* Exercise description *
In the listing below, count the lines with "file" and report only the figure.

(Records from a data source)
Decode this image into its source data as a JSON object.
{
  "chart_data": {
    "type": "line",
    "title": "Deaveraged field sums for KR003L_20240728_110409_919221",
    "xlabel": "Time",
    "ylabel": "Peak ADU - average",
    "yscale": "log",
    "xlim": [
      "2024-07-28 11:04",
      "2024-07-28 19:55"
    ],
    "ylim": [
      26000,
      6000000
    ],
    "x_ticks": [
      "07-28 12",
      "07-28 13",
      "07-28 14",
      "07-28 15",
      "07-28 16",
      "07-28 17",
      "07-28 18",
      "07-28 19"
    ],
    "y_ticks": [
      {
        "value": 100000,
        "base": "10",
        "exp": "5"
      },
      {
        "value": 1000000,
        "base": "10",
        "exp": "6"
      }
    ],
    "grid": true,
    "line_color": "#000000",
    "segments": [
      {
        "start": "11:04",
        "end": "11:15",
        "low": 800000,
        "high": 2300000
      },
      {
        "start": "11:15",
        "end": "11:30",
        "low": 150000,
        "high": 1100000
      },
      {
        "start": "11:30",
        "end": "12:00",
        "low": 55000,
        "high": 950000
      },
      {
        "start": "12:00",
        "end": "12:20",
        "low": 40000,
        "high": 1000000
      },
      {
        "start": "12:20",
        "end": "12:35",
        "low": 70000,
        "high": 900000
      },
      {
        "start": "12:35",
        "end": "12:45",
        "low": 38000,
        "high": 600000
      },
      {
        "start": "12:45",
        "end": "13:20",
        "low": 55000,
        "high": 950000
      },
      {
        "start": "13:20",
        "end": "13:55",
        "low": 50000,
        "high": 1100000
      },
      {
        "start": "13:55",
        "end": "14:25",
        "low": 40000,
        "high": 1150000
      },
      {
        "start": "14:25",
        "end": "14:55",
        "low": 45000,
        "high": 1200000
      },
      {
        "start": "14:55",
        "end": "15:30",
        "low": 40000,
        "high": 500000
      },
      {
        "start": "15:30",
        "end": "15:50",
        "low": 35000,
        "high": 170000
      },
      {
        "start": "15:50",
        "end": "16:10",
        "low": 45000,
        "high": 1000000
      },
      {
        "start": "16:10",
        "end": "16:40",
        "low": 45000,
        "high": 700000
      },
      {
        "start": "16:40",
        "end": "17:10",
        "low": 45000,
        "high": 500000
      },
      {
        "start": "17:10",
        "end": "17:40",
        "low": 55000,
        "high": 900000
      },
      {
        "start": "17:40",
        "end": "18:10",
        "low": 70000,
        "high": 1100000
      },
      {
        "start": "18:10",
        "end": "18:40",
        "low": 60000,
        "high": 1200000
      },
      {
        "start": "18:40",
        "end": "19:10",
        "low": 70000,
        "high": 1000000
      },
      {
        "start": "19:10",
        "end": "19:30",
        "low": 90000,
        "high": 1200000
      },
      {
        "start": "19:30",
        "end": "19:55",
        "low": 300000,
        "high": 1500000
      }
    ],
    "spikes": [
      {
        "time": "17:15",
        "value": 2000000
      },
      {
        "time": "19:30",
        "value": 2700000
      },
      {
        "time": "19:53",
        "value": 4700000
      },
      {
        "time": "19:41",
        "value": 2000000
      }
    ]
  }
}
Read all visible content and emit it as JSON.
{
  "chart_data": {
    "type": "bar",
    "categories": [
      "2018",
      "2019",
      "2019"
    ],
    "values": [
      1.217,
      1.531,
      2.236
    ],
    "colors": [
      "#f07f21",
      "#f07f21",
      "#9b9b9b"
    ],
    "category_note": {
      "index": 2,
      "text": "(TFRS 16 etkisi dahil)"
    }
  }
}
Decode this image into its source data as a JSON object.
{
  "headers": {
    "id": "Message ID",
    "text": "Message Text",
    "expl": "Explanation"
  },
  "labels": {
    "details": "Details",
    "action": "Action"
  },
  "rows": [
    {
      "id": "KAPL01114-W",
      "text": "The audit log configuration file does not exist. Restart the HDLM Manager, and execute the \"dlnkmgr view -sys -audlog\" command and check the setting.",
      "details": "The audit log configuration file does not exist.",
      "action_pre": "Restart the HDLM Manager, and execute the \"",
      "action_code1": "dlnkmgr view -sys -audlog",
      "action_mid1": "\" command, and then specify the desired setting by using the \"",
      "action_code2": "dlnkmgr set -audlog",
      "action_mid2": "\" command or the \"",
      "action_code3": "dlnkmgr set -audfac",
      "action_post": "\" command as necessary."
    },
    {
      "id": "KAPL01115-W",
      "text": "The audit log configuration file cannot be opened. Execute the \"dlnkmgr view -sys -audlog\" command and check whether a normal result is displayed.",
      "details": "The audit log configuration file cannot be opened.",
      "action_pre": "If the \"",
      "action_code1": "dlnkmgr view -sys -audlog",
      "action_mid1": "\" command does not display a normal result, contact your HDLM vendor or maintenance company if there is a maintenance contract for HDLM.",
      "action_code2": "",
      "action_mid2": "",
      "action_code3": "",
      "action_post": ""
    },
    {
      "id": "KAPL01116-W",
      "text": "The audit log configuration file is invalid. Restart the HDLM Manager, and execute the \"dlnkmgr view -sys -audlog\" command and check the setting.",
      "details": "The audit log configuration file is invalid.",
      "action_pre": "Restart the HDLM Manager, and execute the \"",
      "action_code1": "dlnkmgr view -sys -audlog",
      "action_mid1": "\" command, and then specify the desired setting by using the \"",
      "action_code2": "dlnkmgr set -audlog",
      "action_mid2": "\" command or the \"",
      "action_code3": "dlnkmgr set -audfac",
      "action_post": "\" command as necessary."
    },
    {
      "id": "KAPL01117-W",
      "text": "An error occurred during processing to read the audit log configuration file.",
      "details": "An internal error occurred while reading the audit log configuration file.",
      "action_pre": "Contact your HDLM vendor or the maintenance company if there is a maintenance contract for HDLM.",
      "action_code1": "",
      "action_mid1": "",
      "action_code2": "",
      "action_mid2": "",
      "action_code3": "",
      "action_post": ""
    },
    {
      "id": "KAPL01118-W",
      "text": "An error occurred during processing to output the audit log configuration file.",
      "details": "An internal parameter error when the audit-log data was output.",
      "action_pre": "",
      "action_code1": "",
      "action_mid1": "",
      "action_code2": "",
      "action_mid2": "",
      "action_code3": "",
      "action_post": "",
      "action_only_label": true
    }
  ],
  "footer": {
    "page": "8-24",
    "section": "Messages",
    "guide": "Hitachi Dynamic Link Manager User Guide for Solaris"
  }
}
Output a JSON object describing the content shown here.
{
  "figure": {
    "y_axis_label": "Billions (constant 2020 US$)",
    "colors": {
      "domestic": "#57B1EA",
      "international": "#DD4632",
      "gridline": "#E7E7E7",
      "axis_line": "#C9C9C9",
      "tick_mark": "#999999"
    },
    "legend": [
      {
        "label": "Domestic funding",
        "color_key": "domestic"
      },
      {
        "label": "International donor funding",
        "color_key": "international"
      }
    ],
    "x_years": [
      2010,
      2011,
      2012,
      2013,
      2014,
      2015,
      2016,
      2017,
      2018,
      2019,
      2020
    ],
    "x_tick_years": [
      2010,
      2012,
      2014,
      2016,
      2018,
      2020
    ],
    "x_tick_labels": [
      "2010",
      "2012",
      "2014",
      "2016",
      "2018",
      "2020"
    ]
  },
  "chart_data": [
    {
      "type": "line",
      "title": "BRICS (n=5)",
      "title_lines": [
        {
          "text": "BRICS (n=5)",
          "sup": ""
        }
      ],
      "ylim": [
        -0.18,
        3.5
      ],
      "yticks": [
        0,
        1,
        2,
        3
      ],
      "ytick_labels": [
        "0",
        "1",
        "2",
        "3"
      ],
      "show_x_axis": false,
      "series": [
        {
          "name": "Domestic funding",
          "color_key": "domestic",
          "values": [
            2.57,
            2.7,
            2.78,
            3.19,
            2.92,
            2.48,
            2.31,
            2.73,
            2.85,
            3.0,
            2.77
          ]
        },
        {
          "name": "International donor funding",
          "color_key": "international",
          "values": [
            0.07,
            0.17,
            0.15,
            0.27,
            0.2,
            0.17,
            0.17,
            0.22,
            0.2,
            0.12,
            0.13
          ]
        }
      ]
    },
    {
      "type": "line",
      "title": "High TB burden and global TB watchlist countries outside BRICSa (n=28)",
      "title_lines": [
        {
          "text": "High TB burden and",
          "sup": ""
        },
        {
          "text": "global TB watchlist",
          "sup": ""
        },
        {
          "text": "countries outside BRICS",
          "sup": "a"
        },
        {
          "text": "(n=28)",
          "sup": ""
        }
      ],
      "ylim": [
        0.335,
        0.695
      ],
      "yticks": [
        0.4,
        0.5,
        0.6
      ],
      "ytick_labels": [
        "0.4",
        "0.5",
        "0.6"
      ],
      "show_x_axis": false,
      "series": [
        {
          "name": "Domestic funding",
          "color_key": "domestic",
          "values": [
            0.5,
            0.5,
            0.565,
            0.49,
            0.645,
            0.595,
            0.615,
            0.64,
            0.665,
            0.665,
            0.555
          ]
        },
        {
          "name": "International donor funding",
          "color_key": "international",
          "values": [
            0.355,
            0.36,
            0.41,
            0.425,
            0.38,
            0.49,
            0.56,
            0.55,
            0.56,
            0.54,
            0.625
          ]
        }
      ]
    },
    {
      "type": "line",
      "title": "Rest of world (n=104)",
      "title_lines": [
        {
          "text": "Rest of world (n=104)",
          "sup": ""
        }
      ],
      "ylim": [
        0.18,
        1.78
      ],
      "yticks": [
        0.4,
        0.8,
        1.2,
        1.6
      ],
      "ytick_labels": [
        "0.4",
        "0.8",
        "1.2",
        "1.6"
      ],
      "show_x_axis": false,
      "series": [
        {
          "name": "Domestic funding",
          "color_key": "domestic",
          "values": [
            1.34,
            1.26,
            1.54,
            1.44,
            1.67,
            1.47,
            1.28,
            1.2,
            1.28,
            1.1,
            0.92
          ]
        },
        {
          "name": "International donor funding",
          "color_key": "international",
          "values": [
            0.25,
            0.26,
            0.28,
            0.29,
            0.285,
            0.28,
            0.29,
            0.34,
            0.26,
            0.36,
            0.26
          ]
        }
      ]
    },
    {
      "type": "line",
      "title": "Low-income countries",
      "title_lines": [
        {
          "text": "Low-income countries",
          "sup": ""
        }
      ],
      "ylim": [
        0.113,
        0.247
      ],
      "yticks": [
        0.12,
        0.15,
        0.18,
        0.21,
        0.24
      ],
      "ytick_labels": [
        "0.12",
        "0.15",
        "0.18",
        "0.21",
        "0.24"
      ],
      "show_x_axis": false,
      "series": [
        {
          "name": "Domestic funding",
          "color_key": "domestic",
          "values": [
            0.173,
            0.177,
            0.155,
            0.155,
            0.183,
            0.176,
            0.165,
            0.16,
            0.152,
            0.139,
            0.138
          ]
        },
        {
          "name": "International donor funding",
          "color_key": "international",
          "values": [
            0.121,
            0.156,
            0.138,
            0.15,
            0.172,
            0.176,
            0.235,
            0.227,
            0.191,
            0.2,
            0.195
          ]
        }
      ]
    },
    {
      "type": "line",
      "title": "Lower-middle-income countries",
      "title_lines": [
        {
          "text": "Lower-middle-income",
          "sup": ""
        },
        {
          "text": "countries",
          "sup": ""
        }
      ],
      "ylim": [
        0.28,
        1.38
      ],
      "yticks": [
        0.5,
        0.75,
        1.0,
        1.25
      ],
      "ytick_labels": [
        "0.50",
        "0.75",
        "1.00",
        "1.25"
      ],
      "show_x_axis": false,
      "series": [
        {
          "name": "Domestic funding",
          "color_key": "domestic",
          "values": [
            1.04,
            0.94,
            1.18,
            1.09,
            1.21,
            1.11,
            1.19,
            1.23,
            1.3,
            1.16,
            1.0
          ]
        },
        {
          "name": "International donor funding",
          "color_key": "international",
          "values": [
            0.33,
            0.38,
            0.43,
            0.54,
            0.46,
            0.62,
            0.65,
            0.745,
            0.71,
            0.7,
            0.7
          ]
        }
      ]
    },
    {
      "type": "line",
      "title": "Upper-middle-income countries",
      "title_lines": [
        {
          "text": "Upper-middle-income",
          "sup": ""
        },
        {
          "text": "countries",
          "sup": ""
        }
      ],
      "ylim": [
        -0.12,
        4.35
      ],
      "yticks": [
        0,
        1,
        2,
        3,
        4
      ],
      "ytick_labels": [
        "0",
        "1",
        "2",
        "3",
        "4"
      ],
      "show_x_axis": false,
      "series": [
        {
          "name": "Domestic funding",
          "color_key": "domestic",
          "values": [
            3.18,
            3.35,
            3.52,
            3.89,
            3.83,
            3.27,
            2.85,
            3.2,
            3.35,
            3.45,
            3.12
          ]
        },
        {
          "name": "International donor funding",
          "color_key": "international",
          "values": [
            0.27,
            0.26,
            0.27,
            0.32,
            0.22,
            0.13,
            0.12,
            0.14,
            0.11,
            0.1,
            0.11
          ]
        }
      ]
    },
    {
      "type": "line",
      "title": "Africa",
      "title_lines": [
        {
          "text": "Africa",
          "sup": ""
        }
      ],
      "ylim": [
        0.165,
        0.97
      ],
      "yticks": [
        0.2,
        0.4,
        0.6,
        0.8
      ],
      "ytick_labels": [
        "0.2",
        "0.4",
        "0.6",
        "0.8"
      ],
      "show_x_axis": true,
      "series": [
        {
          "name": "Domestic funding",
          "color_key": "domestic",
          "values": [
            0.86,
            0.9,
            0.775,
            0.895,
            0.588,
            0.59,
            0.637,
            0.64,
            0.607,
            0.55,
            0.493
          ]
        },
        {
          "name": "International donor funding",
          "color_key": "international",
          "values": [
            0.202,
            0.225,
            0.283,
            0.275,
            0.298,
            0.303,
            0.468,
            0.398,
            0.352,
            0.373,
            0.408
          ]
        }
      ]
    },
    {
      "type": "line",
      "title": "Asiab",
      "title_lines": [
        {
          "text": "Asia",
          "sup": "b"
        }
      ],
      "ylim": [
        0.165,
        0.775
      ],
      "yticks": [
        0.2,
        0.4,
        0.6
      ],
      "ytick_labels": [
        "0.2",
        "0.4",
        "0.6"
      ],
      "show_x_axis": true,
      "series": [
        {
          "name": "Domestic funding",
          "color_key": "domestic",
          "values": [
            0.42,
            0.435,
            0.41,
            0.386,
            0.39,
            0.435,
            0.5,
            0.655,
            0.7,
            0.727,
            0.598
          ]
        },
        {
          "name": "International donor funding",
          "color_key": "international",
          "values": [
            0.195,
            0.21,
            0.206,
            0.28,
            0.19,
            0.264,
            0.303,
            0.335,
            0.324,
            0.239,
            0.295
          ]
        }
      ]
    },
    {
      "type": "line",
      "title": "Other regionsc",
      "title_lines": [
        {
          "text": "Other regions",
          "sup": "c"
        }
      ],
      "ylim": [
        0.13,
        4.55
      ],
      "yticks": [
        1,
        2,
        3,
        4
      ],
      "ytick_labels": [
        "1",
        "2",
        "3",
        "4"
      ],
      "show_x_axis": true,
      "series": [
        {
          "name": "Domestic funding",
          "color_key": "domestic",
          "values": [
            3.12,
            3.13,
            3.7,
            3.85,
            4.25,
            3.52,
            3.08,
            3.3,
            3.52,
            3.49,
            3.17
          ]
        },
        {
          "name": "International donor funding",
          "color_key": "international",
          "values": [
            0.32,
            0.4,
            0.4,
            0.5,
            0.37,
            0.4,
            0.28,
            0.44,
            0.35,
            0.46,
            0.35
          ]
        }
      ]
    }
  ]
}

* Answer *
9